(What you have to do)
Please return, unchanged, everything in the listing from the line containing "Localize each UI" down to the line containing "connector-dot[interactable] xyxy=(861,547,869,555)", including both of those lines.

>> begin

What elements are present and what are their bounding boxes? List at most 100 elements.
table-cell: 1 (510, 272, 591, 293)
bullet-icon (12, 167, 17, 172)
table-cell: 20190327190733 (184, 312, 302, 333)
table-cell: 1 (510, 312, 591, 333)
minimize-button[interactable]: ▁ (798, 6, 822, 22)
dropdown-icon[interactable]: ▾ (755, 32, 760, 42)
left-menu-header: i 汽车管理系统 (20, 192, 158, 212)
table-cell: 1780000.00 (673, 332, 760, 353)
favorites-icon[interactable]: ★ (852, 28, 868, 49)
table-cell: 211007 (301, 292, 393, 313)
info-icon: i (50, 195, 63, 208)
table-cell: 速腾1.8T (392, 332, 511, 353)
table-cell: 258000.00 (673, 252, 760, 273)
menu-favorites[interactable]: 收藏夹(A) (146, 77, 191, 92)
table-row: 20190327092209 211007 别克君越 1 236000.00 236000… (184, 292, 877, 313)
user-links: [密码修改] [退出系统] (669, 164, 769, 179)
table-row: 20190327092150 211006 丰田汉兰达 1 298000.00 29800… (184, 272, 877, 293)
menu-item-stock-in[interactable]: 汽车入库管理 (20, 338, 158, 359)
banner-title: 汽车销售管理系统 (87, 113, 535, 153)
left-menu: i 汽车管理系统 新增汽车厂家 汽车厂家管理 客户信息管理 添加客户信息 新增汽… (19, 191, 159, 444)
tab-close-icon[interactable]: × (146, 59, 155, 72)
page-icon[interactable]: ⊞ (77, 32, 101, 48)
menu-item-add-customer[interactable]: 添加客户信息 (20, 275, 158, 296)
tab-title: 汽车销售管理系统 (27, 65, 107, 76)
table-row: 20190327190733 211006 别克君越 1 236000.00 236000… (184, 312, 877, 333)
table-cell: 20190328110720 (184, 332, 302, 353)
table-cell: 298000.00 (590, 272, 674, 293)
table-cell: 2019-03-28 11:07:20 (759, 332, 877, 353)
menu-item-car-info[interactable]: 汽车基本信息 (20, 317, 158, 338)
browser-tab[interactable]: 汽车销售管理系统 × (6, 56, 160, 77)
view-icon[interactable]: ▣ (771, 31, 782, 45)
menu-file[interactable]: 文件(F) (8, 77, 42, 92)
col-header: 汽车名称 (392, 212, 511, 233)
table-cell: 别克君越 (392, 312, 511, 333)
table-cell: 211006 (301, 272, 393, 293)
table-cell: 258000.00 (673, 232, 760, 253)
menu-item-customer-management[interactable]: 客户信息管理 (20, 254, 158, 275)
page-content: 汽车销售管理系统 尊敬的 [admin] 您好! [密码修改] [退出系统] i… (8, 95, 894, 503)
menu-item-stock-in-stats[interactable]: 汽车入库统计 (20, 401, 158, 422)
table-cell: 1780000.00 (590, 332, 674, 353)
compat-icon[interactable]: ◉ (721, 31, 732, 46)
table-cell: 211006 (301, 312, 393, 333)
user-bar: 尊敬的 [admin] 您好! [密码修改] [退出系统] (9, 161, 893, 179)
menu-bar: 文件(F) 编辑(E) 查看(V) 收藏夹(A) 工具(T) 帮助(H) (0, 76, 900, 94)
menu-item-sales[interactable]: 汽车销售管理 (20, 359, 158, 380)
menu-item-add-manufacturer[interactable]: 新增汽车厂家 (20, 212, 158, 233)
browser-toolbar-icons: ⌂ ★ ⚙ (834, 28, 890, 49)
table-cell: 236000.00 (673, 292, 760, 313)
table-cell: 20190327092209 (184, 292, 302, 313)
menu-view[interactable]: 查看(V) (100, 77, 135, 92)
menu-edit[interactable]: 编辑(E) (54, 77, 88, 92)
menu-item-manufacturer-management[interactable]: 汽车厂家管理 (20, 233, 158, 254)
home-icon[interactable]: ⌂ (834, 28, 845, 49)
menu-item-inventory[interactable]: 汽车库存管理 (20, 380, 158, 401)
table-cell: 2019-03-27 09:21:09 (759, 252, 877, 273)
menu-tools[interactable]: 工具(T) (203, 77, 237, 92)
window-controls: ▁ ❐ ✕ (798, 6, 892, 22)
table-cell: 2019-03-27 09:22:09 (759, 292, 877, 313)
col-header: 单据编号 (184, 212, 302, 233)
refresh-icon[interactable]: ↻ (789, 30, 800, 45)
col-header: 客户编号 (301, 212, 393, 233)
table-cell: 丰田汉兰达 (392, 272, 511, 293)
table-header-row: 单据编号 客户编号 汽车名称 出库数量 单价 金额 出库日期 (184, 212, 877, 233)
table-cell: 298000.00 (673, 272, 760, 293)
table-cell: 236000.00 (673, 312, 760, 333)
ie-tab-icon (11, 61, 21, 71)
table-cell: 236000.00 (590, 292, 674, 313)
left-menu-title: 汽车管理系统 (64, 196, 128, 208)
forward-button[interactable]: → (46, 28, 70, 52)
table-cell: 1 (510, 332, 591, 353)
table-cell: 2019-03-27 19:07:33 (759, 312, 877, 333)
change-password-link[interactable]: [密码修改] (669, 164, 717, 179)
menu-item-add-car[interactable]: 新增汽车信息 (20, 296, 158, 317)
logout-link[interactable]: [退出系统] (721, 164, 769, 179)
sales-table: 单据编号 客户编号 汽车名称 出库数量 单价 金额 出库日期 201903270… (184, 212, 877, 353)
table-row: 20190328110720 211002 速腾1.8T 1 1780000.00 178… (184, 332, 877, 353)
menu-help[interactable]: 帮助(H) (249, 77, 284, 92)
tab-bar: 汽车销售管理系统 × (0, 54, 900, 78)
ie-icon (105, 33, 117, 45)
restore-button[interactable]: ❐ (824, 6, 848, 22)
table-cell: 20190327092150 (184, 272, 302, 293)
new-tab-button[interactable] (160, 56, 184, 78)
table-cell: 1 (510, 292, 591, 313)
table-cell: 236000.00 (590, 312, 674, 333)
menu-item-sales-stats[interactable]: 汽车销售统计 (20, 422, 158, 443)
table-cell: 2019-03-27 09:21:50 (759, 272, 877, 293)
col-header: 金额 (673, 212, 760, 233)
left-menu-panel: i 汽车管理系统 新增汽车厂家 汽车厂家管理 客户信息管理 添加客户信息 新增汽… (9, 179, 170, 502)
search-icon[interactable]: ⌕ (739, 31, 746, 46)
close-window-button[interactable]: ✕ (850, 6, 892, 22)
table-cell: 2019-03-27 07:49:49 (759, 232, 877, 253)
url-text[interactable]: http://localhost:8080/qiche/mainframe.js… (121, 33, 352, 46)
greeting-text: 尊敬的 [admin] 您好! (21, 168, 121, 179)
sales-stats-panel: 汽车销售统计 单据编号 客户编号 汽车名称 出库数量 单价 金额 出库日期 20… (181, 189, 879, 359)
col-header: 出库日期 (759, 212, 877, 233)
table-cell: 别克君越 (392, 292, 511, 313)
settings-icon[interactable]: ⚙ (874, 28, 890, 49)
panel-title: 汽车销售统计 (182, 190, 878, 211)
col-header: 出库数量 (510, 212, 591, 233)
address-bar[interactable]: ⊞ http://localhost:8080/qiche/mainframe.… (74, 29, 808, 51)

>> end
>> begin

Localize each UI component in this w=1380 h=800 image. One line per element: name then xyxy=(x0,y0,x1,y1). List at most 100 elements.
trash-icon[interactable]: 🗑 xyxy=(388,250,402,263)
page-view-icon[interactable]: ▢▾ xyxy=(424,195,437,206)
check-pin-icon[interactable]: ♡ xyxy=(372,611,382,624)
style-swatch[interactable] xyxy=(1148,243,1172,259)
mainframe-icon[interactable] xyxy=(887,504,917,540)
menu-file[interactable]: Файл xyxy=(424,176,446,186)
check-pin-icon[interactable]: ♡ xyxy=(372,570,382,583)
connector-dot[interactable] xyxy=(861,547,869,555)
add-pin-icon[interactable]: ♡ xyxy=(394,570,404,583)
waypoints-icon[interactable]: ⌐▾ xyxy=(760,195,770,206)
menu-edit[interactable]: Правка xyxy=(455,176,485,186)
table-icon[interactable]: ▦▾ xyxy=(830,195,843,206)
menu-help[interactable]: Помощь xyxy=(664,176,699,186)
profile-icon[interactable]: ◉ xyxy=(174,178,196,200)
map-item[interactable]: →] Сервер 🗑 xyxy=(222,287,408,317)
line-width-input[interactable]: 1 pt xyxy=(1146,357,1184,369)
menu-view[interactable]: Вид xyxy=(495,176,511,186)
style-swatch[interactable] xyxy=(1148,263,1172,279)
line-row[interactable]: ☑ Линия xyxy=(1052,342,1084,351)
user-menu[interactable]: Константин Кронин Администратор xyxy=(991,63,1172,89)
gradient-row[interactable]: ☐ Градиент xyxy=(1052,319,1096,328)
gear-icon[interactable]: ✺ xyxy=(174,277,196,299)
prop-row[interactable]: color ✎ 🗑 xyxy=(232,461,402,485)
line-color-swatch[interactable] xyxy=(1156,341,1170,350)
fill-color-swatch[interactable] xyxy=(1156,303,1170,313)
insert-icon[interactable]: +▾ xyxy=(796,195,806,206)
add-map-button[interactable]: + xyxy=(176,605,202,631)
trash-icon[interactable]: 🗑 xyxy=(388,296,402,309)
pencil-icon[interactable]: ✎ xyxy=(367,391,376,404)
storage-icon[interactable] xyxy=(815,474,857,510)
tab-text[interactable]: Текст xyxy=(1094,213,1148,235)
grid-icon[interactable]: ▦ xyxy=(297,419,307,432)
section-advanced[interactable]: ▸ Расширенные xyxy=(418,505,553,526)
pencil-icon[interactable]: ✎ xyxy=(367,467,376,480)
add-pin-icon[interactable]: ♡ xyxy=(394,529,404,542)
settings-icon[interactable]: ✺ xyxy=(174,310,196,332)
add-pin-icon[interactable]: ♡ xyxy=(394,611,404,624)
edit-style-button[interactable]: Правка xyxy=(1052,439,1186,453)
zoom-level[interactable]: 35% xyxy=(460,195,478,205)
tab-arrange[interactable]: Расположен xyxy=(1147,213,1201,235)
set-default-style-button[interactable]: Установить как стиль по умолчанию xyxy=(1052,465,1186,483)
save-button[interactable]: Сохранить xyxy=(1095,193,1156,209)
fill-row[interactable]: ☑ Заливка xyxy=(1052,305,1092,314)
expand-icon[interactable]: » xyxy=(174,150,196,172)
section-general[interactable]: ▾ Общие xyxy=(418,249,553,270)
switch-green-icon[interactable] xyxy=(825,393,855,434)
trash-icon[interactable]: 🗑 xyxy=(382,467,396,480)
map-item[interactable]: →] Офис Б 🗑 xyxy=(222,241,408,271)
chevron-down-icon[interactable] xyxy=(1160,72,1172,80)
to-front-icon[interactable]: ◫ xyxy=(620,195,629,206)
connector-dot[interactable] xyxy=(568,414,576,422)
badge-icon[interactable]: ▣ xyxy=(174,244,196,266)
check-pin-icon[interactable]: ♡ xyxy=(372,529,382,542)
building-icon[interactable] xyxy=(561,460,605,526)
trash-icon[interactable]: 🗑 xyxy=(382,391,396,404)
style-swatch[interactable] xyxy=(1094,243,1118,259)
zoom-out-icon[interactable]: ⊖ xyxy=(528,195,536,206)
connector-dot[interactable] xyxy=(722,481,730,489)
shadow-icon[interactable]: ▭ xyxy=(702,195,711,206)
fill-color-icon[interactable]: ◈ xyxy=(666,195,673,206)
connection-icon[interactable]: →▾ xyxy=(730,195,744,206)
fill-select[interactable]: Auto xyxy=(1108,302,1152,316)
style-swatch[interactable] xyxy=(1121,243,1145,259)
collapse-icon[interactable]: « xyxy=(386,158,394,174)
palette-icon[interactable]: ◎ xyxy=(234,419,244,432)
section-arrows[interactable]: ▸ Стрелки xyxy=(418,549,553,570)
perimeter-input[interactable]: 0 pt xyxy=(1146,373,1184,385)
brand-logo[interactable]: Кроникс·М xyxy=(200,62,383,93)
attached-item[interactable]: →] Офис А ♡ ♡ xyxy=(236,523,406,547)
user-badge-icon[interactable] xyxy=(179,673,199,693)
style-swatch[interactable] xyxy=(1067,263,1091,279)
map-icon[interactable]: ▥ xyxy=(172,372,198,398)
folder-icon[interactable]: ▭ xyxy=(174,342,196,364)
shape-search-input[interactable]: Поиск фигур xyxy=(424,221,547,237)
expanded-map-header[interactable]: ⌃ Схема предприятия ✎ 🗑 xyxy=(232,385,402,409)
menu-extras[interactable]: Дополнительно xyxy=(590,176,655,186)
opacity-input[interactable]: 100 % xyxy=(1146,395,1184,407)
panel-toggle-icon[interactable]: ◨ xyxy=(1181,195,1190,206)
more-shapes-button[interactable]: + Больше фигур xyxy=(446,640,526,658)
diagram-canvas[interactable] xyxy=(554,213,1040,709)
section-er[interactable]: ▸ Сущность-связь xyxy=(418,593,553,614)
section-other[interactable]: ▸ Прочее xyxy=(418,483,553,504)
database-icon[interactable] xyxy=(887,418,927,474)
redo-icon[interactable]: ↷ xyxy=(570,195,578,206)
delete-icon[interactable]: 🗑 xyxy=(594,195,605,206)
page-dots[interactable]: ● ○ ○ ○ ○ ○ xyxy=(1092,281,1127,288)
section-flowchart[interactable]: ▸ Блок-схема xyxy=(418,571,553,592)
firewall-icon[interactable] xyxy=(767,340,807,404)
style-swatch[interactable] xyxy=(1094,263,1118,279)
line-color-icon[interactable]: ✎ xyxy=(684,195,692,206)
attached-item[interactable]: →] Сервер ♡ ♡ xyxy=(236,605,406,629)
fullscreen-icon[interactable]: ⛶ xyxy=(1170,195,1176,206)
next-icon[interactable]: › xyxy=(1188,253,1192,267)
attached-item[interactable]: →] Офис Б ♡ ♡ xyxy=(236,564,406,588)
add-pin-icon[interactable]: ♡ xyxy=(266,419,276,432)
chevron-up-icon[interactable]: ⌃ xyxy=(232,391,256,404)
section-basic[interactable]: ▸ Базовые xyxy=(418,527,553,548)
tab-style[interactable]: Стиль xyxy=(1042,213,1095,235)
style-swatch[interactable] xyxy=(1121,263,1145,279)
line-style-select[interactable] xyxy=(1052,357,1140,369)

>> end
>> begin

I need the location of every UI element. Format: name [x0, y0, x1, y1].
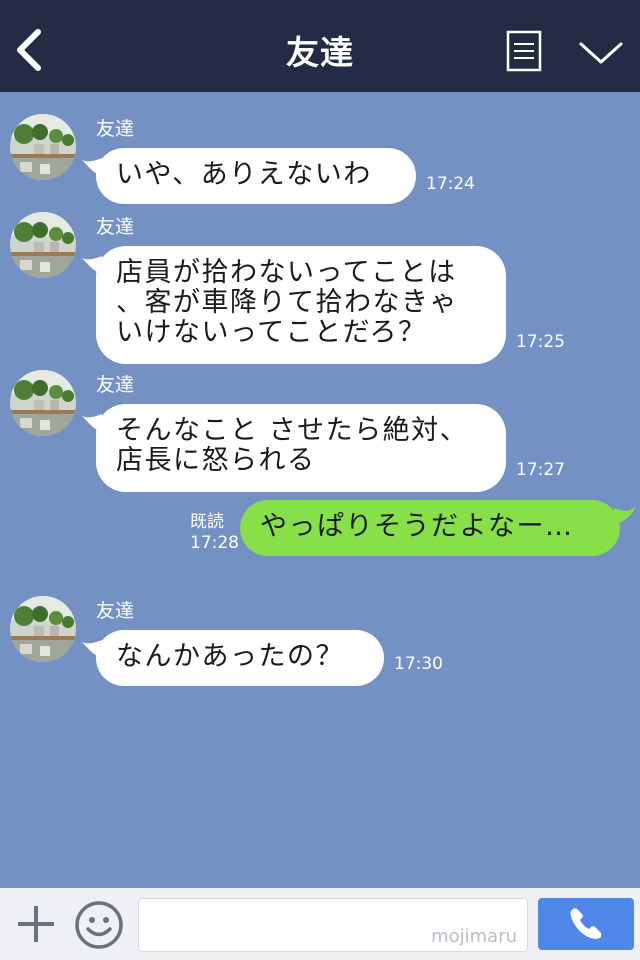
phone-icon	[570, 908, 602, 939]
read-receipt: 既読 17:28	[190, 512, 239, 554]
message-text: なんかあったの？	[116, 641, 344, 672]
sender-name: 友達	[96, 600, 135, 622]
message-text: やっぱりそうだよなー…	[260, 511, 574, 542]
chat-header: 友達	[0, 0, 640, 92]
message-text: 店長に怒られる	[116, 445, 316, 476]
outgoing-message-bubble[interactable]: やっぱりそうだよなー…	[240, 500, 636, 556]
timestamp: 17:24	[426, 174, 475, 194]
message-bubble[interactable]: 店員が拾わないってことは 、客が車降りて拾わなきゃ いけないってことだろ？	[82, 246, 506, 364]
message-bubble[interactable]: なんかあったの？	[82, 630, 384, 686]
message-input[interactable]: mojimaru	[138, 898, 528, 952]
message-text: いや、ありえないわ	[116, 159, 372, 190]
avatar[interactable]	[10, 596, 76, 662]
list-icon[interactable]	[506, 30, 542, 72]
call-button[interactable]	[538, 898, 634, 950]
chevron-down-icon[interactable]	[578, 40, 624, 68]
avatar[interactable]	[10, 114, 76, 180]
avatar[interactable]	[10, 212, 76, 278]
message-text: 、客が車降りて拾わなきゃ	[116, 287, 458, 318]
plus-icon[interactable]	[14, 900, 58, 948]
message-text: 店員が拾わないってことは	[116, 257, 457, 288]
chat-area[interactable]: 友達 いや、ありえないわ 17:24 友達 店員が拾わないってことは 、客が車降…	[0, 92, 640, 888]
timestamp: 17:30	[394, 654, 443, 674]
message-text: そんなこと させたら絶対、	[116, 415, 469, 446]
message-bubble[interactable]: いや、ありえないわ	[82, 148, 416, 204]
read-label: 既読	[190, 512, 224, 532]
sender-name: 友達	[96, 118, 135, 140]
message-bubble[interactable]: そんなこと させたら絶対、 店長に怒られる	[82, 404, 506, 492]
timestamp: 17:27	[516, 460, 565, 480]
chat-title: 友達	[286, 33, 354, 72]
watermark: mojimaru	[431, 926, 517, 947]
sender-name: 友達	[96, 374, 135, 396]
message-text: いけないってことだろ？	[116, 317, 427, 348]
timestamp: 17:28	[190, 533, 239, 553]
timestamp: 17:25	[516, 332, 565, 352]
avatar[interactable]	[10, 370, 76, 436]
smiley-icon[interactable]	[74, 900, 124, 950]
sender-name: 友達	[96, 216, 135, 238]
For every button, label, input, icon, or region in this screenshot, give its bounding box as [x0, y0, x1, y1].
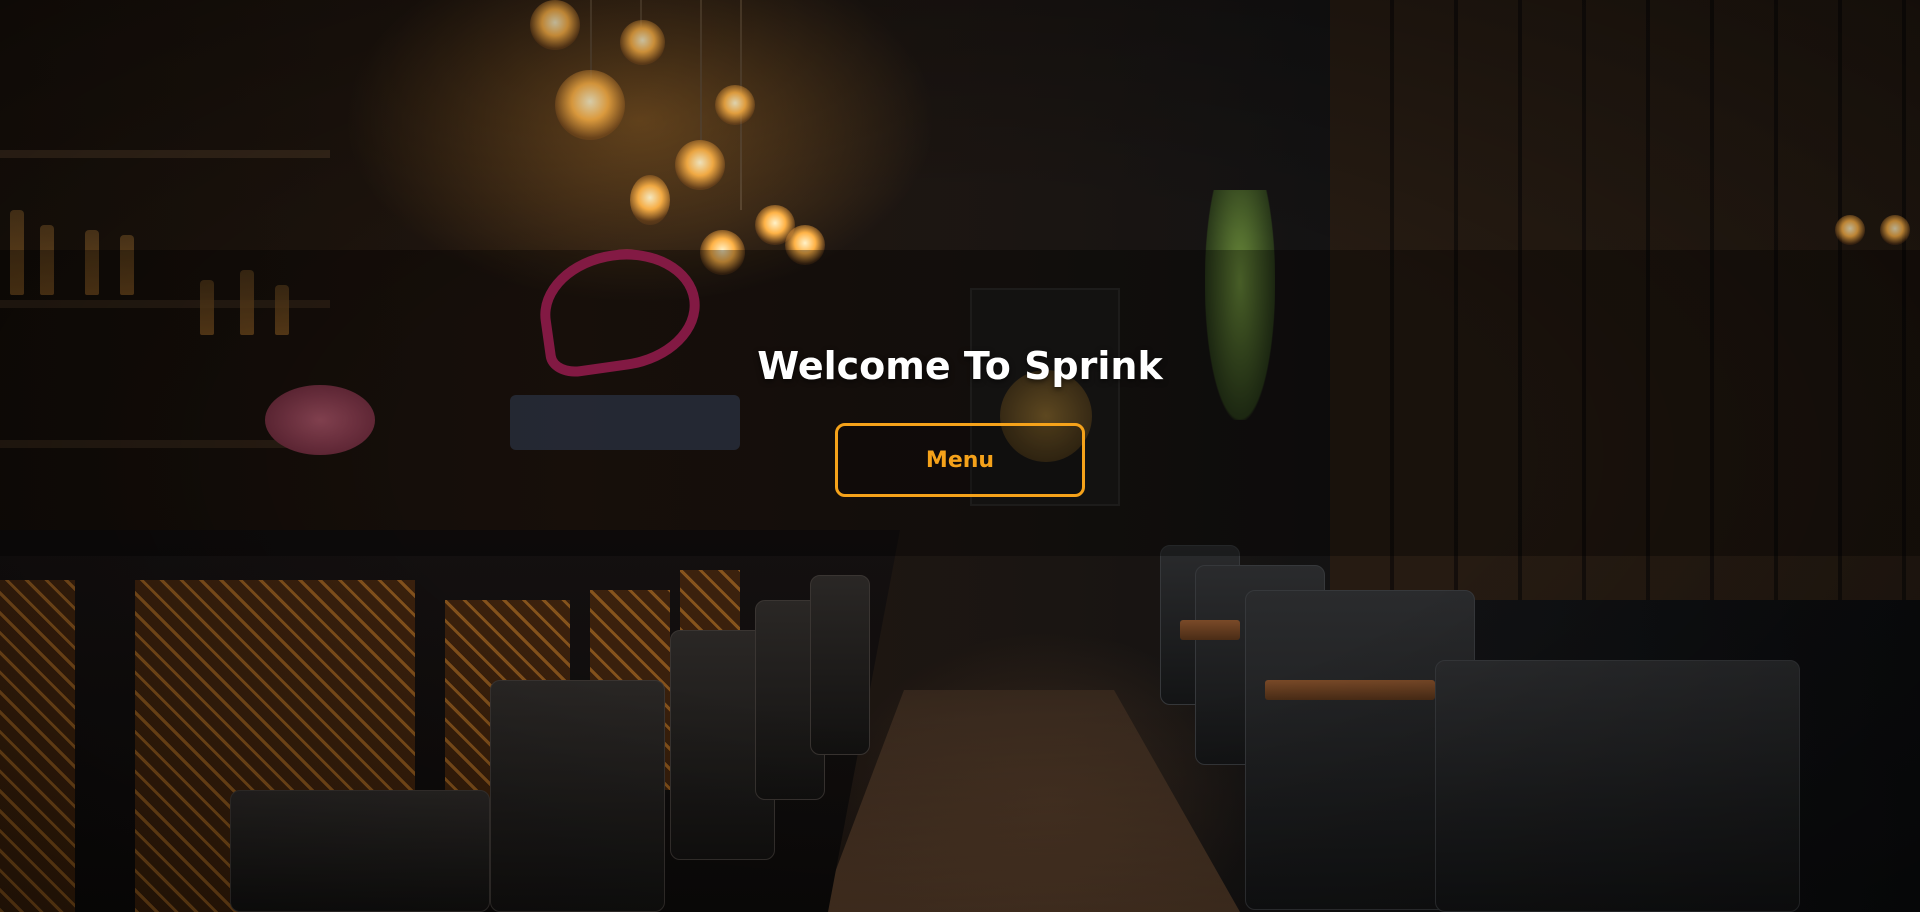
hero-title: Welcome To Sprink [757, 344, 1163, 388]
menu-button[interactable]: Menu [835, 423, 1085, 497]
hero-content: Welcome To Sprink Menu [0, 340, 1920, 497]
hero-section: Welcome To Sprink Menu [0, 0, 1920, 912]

>> end

(Result of the exercise)
Localize each UI component in this w=1380 h=800 image. One line per element: name then xyxy=(x0,y0,x1,y1). List at most 100 elements.
trash-icon[interactable]: 🗑 xyxy=(388,250,402,263)
page-view-icon[interactable]: ▢▾ xyxy=(424,195,437,206)
check-pin-icon[interactable]: ♡ xyxy=(372,611,382,624)
style-swatch[interactable] xyxy=(1148,243,1172,259)
mainframe-icon[interactable] xyxy=(887,504,917,540)
menu-file[interactable]: Файл xyxy=(424,176,446,186)
check-pin-icon[interactable]: ♡ xyxy=(372,570,382,583)
connector-dot[interactable] xyxy=(861,547,869,555)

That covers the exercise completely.